§ Work task A
The article on Chrome's third-party cookies calls Chrome's 65% global browser share "a misleading picture." Using the text's own reasons, explain why.
§ Work task B
In the article on Chrome's third-party cookies, how much does Google's research say disabling cookies cuts programmatic revenue?
§ Work task C
In the article on Chrome's third-party cookies, list every party that the opening paragraph says Google's decision lures into over-reliance on antiquated tech.

Document extract Block Start

Another False Lifeline
Why the Market will Continue to Pivot to First-Party Data and Stop Its Preoccupation with Chrome’s ‘Legacy’ 3rd Party Cookie.
Google’s decision to retain third-party cookies in Chrome is a seductive trap, luring advertisers, publishers, SSPs, and DSPs into continued over-reliance on antiquated tech and complacency while the addressable market collapses. While Chrome powers 65% of global browsing, it only actually addresses ~30% of users via third-party cookies in the browser, leaving high-value audiences, such as Apple’s ~1 billion affluent consumers and tech-savvy young spenders, beyond reach 1, 2. This non-announcement is a clarion call for the adtech ecosystem to harness the unstoppable momentum of first-party data, seizing the opportunity to redefine precision and control while putting the 3rd party cookie in its place alongside publisher first-party signals.
The Cookie Collapse: Why Only 30% Are Addressable
Chrome’s 65% share of global browsers paints a misleading picture—third-party cookies reach just ~30% of users worldwide, eroded by privacy tools and consumer behavior 1, 2. Ad blockers, used by 42% globally and 47% in the U.S., block tracking scripts3. Private browsing, embraced by 29% of UK users, and 70% rejecting tracking prompts, shrinks the pool 4, 5. Safari (30% U.S. market share) and Firefox (3.4%) block cookies by default, while iOS limits cookie lifespans to seven days 6, 7. Cache clearing and privacy settings further gut effectiveness.
Safari’s cookieless ecosystem, where cookies have been blocked since 2020, is a blueprint for the future. Universal IDs (UIDs) and contextual targeting thrive there, proving that a privacy-forward cookieless world is viable and vibrant, driving innovation in first-party data and identity graphs 8. But Safari without signal hits hard: advertisers miss Apple’s 1 billion premium-focused users and Gen Z/Millennials who dodge tracking, while publishers lose 33%-50% of their audience to cookie blindness 9, 10. Google’s reprieve, spurred by UK CMA scrutiny, postpones the inevitable, amplifying the urgency for deterministic, privacy-compliant signals11.
Publishers: Why and How Cookies Fail You
Publishers, Google’s cookie delay shackles you to a crumbling system, forcing you to prop up outdated tech while competitors race toward a privacy-first future. With only 30% of users addressable, 35%-70% of your audience—Safari users, Firefox fans, or privacy hawks—escape cookies’ grasp (2, 10). Cookies fuel data leakage, letting bad actors siphon your audience to low-cost sites, slashing margins. Google’s research shows disabling cookies cuts programmatic revenue by 52%, a stark warning of over-reliance12. The delay, a stall amid regulatory pressure, keeps you trapped in this chaos11. A recent analogy ties a bow around this issue: continuing to rely on the 3rd party cookie as your sole means of addressability is like relying solely on cash in a world of more effective, private, and efficient systems like mobile payments, wire transfers, and ACH exist.

Document extract Block End
Given information Block Start

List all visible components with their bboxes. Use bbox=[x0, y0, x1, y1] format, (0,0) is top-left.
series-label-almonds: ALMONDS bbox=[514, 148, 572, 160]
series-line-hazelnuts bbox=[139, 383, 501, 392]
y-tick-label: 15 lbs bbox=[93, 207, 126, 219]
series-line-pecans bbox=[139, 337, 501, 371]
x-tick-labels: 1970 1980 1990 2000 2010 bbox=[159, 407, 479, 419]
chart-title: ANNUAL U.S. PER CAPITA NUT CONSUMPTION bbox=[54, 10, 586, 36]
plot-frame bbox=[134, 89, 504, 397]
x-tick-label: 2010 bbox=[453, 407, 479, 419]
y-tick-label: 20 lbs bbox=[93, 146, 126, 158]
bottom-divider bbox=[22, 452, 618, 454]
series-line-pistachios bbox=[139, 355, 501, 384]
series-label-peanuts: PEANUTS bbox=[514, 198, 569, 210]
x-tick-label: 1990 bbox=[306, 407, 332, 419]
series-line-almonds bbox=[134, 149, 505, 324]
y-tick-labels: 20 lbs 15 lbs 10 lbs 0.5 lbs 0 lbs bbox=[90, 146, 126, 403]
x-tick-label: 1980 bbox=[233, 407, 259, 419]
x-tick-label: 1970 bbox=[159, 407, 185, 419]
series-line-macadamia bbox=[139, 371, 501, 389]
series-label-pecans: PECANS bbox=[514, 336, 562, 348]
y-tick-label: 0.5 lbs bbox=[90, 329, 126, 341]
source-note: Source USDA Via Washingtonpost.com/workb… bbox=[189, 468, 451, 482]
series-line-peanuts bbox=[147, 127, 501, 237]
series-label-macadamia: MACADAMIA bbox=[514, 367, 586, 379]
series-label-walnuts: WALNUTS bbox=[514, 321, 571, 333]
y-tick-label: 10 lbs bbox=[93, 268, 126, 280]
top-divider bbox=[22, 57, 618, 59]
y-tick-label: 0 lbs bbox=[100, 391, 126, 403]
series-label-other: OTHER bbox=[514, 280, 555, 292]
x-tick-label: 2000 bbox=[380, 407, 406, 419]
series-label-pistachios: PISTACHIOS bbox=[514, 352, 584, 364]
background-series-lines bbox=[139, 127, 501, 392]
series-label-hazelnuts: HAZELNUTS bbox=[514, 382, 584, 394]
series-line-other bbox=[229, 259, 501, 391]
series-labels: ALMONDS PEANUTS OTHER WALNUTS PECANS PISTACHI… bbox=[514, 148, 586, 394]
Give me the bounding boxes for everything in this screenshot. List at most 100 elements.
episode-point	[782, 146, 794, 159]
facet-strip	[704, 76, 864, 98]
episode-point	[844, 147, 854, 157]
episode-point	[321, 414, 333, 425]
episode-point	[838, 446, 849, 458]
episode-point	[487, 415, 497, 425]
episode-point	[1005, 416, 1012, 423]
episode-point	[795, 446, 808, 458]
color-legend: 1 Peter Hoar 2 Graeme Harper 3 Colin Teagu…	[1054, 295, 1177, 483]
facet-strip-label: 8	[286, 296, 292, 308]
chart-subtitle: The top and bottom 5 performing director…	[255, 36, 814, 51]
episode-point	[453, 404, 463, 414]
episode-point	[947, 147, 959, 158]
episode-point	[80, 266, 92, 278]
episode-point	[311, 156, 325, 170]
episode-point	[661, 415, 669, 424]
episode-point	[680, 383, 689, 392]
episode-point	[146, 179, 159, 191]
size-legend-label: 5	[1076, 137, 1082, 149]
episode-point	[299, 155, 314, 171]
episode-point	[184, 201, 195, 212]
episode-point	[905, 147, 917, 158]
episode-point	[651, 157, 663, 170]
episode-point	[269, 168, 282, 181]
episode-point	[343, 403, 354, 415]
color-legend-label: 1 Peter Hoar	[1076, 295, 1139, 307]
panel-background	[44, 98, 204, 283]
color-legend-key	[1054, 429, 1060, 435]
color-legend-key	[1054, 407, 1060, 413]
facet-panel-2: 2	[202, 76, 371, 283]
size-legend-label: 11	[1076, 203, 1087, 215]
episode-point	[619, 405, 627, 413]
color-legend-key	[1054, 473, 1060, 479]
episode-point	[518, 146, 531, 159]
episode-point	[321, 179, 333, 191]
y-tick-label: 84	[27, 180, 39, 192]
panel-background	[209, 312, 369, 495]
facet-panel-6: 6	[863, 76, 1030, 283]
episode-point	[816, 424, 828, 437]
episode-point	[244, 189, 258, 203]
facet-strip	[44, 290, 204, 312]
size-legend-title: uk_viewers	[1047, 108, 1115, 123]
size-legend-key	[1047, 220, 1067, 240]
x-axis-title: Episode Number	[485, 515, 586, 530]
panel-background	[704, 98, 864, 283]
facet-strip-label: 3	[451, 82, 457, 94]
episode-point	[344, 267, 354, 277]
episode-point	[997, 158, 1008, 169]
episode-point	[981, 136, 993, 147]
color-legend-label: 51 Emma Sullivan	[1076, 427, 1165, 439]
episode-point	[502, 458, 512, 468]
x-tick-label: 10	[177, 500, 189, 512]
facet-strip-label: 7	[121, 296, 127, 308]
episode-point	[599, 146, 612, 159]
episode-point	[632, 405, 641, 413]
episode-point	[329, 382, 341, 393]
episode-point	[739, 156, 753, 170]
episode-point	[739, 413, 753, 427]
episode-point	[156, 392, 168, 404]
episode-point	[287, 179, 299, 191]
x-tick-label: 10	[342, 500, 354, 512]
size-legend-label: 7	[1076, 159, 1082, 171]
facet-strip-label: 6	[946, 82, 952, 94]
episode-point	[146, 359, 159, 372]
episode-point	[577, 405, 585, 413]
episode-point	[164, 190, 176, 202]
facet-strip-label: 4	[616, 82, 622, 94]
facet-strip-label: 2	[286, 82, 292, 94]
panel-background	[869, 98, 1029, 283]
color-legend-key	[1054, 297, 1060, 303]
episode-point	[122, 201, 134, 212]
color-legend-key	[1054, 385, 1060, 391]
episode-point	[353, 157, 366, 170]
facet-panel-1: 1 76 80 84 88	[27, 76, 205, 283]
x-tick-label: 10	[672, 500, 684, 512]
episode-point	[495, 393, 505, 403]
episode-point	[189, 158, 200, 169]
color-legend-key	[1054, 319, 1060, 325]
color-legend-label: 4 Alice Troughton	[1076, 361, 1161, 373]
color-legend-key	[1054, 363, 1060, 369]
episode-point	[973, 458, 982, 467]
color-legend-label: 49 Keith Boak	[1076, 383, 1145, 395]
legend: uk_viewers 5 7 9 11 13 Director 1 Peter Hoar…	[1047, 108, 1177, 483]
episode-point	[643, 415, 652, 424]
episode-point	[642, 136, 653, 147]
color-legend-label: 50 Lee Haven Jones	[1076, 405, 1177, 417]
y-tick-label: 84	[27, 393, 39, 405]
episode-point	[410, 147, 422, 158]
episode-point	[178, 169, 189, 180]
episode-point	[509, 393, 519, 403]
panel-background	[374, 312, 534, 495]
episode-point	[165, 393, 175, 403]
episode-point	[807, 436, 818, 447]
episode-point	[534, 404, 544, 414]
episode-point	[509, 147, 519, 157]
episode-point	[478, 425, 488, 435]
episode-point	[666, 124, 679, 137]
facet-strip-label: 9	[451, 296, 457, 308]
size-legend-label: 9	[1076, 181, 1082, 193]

Given information Block End

§ Solution A
Although Chrome holds 65% of global browsing, third-party cookies reach only about 30% of users worldwide. Ad blockers, private browsing, users rejecting tracking prompts, Safari and Firefox blocking cookies by default, iOS seven-day cookie limits, cache clearing and privacy settings all erode that reach.

§ Solution B
It cuts programmatic revenue by 52%.

§ Solution C
- Advertisers
- Publishers
- SSPs
- DSPs